* _What the exercise asks_
Output nothing but the number of lines that include the word "text".

>> start The input

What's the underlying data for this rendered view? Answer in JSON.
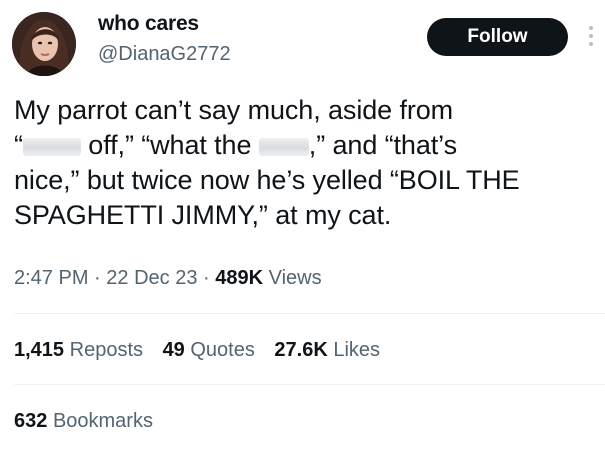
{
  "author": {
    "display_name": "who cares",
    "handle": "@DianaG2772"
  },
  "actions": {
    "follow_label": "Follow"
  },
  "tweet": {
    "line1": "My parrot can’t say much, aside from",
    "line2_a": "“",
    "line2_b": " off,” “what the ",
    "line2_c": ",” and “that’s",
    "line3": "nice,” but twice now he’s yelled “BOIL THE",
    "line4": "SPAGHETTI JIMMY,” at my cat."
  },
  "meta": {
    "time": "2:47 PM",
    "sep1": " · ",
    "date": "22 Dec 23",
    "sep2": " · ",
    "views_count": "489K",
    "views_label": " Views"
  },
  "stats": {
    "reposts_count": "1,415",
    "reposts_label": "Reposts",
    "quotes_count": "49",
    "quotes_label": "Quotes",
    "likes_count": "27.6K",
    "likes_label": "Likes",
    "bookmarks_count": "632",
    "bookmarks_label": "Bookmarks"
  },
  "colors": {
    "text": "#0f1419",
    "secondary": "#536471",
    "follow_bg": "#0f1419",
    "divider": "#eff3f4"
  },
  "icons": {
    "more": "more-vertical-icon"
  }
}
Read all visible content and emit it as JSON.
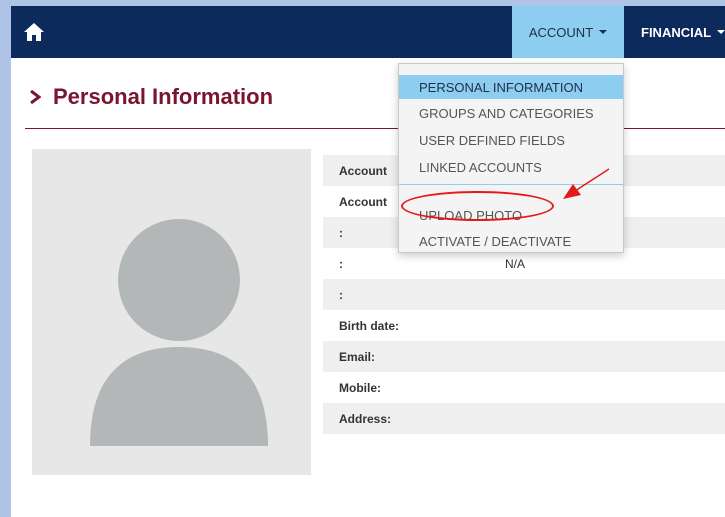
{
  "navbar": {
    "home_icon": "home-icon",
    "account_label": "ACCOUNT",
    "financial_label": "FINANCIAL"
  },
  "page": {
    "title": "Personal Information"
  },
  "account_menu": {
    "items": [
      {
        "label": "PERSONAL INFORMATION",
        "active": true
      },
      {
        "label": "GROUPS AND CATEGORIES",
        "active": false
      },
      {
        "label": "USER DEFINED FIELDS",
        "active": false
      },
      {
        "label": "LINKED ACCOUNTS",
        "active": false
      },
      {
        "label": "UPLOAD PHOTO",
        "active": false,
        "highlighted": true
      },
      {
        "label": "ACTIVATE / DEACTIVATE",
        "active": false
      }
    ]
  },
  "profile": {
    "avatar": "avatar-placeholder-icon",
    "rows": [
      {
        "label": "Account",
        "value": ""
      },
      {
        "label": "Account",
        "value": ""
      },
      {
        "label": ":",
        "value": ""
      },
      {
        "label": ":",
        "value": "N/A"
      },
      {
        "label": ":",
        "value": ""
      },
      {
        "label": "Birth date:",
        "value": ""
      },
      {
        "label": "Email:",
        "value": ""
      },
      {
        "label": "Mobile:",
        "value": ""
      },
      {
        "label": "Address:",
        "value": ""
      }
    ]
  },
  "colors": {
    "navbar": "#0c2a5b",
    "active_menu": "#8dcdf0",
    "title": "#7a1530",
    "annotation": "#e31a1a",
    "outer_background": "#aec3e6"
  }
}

>> end The input
>> start The input

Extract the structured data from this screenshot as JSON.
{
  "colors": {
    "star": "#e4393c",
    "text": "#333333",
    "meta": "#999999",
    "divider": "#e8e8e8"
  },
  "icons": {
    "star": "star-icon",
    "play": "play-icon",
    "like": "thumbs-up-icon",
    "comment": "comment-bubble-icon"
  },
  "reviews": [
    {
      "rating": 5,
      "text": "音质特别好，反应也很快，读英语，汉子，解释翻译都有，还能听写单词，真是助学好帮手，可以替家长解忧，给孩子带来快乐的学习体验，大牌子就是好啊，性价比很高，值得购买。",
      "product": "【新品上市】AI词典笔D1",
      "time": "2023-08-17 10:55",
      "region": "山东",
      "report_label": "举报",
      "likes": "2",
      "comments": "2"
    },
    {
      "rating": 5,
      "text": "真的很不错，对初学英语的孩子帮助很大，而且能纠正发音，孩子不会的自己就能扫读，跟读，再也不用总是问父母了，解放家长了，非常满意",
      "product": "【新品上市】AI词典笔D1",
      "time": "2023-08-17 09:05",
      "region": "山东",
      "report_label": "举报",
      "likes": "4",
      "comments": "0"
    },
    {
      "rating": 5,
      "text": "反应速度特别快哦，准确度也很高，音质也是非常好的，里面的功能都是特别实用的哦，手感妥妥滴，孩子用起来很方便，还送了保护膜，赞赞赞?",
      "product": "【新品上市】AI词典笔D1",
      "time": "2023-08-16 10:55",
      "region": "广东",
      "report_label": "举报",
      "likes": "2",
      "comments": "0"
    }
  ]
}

>> end The input
>> start The input

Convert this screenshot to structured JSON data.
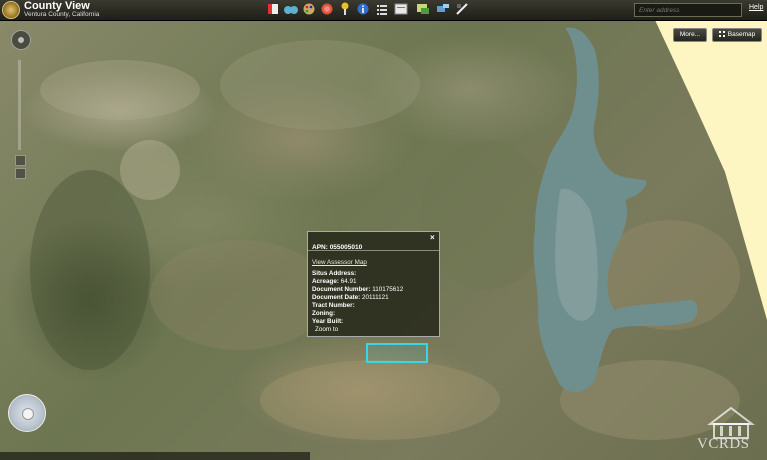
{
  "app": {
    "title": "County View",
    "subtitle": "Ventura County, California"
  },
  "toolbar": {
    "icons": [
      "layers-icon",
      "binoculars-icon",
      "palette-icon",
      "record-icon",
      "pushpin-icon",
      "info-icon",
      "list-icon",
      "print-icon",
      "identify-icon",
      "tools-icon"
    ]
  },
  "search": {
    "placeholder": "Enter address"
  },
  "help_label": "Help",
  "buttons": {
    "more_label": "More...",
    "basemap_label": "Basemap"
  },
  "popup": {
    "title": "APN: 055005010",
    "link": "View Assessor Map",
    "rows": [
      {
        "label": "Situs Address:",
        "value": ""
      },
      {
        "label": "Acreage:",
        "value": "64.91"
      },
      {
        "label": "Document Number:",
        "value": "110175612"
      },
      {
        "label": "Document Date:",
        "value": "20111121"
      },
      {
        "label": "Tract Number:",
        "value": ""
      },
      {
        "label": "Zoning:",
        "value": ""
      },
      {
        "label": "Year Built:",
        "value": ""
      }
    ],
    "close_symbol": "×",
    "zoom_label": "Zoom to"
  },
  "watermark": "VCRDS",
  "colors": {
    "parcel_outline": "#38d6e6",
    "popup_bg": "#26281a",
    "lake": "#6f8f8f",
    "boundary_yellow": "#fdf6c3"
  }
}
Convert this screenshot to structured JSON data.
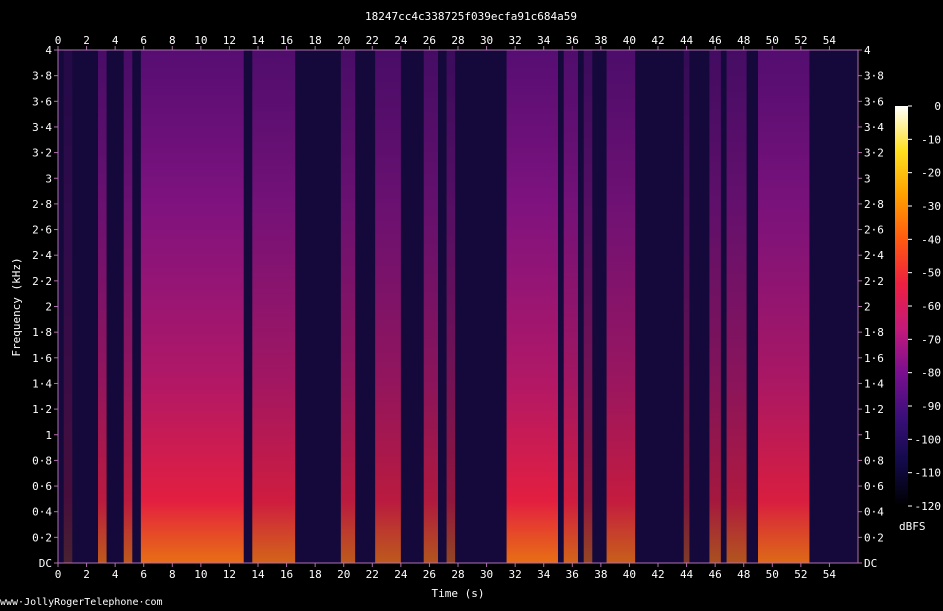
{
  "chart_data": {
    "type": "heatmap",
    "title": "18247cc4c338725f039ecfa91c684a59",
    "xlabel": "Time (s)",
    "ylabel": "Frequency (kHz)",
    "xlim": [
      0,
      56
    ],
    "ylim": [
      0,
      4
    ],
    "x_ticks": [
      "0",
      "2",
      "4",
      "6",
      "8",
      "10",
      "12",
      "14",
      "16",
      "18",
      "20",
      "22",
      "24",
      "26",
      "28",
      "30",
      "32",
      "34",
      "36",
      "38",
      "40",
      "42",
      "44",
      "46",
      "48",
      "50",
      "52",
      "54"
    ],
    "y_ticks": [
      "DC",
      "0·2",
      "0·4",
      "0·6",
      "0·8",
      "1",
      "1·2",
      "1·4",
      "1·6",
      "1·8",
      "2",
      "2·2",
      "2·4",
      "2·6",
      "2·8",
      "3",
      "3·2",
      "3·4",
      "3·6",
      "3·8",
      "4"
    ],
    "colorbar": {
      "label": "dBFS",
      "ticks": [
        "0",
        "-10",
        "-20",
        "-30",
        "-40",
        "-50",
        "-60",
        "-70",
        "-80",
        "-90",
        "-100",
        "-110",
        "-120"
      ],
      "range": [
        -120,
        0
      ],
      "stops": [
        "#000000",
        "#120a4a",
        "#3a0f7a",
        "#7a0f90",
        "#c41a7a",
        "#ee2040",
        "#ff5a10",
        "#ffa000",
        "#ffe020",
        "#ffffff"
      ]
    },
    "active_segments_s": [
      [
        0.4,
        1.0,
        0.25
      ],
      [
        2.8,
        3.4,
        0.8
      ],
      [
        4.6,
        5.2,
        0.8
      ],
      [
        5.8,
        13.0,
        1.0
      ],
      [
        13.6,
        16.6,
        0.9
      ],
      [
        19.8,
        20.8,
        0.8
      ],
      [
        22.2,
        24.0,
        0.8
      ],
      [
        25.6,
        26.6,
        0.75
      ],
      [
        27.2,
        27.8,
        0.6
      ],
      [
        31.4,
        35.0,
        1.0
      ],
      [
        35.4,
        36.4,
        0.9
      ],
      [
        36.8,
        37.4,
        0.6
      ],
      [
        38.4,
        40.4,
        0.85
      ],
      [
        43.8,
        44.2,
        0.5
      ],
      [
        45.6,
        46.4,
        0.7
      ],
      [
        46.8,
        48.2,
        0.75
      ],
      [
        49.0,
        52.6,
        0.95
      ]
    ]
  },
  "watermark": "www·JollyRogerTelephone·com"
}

>> end The input

* _Exercise response_
5